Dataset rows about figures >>
——————————
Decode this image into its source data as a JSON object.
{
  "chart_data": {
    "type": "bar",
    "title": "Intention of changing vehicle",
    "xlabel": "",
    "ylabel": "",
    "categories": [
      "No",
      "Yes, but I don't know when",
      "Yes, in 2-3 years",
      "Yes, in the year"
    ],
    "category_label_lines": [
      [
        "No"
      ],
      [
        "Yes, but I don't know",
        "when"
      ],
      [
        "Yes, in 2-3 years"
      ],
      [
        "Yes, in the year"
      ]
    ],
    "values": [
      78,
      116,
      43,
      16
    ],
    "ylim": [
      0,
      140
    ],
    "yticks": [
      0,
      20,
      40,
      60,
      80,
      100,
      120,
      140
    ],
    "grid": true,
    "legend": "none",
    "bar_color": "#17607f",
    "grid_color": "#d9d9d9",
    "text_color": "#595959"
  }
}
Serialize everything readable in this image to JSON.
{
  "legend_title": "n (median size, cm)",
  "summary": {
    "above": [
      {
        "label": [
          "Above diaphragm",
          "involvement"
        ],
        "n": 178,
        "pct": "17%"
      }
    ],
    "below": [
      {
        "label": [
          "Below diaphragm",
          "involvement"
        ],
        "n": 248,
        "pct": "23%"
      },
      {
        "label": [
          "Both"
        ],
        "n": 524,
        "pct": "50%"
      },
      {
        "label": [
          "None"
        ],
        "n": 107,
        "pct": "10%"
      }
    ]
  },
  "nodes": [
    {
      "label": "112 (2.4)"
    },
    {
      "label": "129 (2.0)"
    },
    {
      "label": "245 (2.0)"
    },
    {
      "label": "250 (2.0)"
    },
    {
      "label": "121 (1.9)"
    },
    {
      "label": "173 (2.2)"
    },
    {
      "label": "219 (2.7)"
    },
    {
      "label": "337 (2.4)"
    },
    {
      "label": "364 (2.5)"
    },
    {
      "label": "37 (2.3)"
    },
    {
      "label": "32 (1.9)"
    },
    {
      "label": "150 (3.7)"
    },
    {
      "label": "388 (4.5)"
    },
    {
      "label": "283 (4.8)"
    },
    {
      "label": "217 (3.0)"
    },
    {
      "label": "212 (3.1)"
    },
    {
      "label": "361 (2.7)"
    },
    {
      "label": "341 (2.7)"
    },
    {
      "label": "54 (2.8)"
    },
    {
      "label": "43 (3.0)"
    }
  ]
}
——————————
Set task >> Pick out the lines that contain "this" and copy them.

Task output >>
Decode this image into its source data as a JSON object.
Serialize everything readable in this image to JSON.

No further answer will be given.